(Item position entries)
■ ■ ■ ■ ■
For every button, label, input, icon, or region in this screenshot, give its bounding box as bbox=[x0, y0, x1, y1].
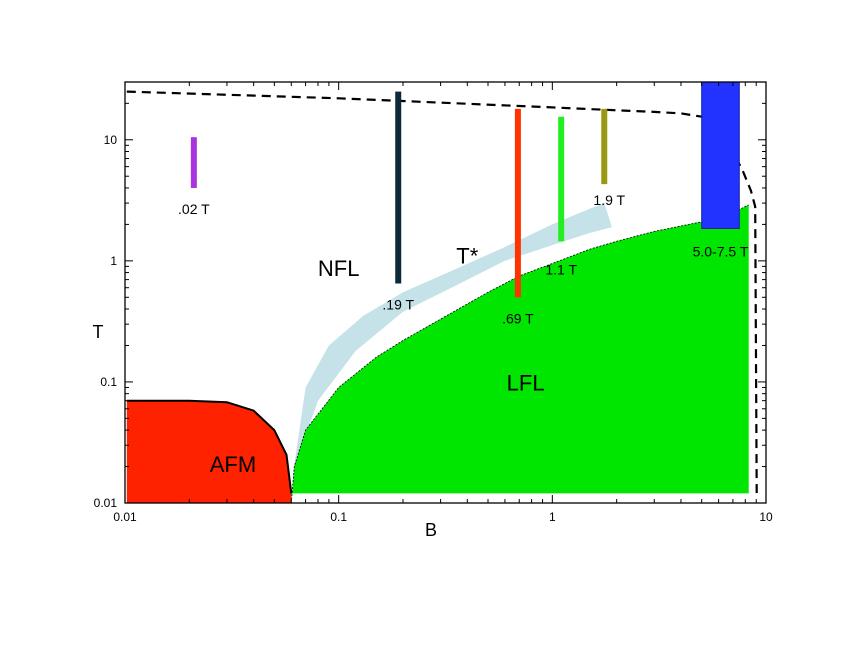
region-label-lfl: LFL bbox=[507, 370, 545, 395]
field-bar-label-1: .19 T bbox=[382, 296, 414, 312]
region-label-tstar: T* bbox=[456, 244, 478, 269]
field-bar-4 bbox=[601, 108, 608, 185]
y-tick-label-3: 10 bbox=[104, 133, 118, 147]
field-bar-5 bbox=[701, 81, 740, 229]
field-bar-label-5: 5.0-7.5 T bbox=[693, 243, 749, 259]
tstar-band bbox=[291, 203, 612, 486]
field-bar-label-3: 1.1 T bbox=[545, 261, 577, 277]
field-bar-label-0: .02 T bbox=[178, 201, 210, 217]
x-tick-label-3: 10 bbox=[759, 510, 773, 524]
field-bar-1 bbox=[395, 91, 402, 284]
region-label-afm: AFM bbox=[210, 452, 256, 477]
plot-frame bbox=[124, 81, 767, 504]
y-tick-label-0: 0.01 bbox=[94, 496, 118, 510]
y-axis-title: T bbox=[93, 322, 104, 342]
x-tick-label-2: 1 bbox=[549, 510, 556, 524]
field-bar-2 bbox=[514, 108, 521, 298]
afm-boundary-line bbox=[126, 399, 293, 494]
lfl-boundary-line bbox=[290, 204, 749, 504]
y-tick-label-2: 1 bbox=[110, 254, 117, 268]
x-tick-label-0: 0.01 bbox=[113, 510, 137, 524]
x-axis-title: B bbox=[425, 520, 437, 540]
lfl-region bbox=[291, 204, 749, 503]
y-tick-label-1: 0.1 bbox=[100, 375, 117, 389]
field-bar-0 bbox=[190, 137, 197, 188]
field-bar-label-4: 1.9 T bbox=[593, 192, 625, 208]
region-label-nfl: NFL bbox=[318, 256, 360, 281]
plot-area: .02 T .19 T .69 T 1.1 T 1.9 T 5.0-7.5 T AFM LFL… bbox=[126, 81, 758, 504]
x-tick-label-1: 0.1 bbox=[330, 510, 347, 524]
field-bar-3 bbox=[558, 116, 565, 242]
field-bar-label-2: .69 T bbox=[502, 310, 534, 326]
axis-ticks: 0.01 0.1 1 10 0.01 0.1 1 10 bbox=[94, 81, 773, 524]
afm-region bbox=[126, 400, 292, 503]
■ ■ ■ ■ ■
Job: Output all of the material above line for line, with no alterations, leaving out the pictures.

Solution to this problem:
For every button, label, input, icon, or region in this screenshot, give its bounding box as bbox=[x0, y0, x1, y1].
region-label-lfl: LFL bbox=[507, 370, 545, 395]
field-bar-label-1: .19 T bbox=[382, 296, 414, 312]
region-label-tstar: T* bbox=[456, 244, 478, 269]
field-bar-4 bbox=[601, 108, 608, 185]
y-tick-label-3: 10 bbox=[104, 133, 118, 147]
field-bar-5 bbox=[701, 81, 740, 229]
field-bar-label-5: 5.0-7.5 T bbox=[693, 243, 749, 259]
tstar-band bbox=[291, 203, 612, 486]
field-bar-label-3: 1.1 T bbox=[545, 261, 577, 277]
field-bar-label-0: .02 T bbox=[178, 201, 210, 217]
x-tick-label-3: 10 bbox=[759, 510, 773, 524]
field-bar-1 bbox=[395, 91, 402, 284]
region-label-afm: AFM bbox=[210, 452, 256, 477]
plot-frame bbox=[124, 81, 767, 504]
y-tick-label-0: 0.01 bbox=[94, 496, 118, 510]
y-axis-title: T bbox=[93, 322, 104, 342]
x-tick-label-2: 1 bbox=[549, 510, 556, 524]
field-bar-2 bbox=[514, 108, 521, 298]
afm-boundary-line bbox=[126, 399, 293, 494]
lfl-boundary-line bbox=[290, 204, 749, 504]
y-tick-label-2: 1 bbox=[110, 254, 117, 268]
x-tick-label-0: 0.01 bbox=[113, 510, 137, 524]
x-axis-title: B bbox=[425, 520, 437, 540]
lfl-region bbox=[291, 204, 749, 503]
y-tick-label-1: 0.1 bbox=[100, 375, 117, 389]
field-bar-0 bbox=[190, 137, 197, 188]
field-bar-label-4: 1.9 T bbox=[593, 192, 625, 208]
region-label-nfl: NFL bbox=[318, 256, 360, 281]
plot-area: .02 T .19 T .69 T 1.1 T 1.9 T 5.0-7.5 T AFM LFL… bbox=[126, 81, 758, 504]
x-tick-label-1: 0.1 bbox=[330, 510, 347, 524]
field-bar-3 bbox=[558, 116, 565, 242]
field-bar-label-2: .69 T bbox=[502, 310, 534, 326]
axis-ticks: 0.01 0.1 1 10 0.01 0.1 1 10 bbox=[94, 81, 773, 524]
afm-region bbox=[126, 400, 292, 503]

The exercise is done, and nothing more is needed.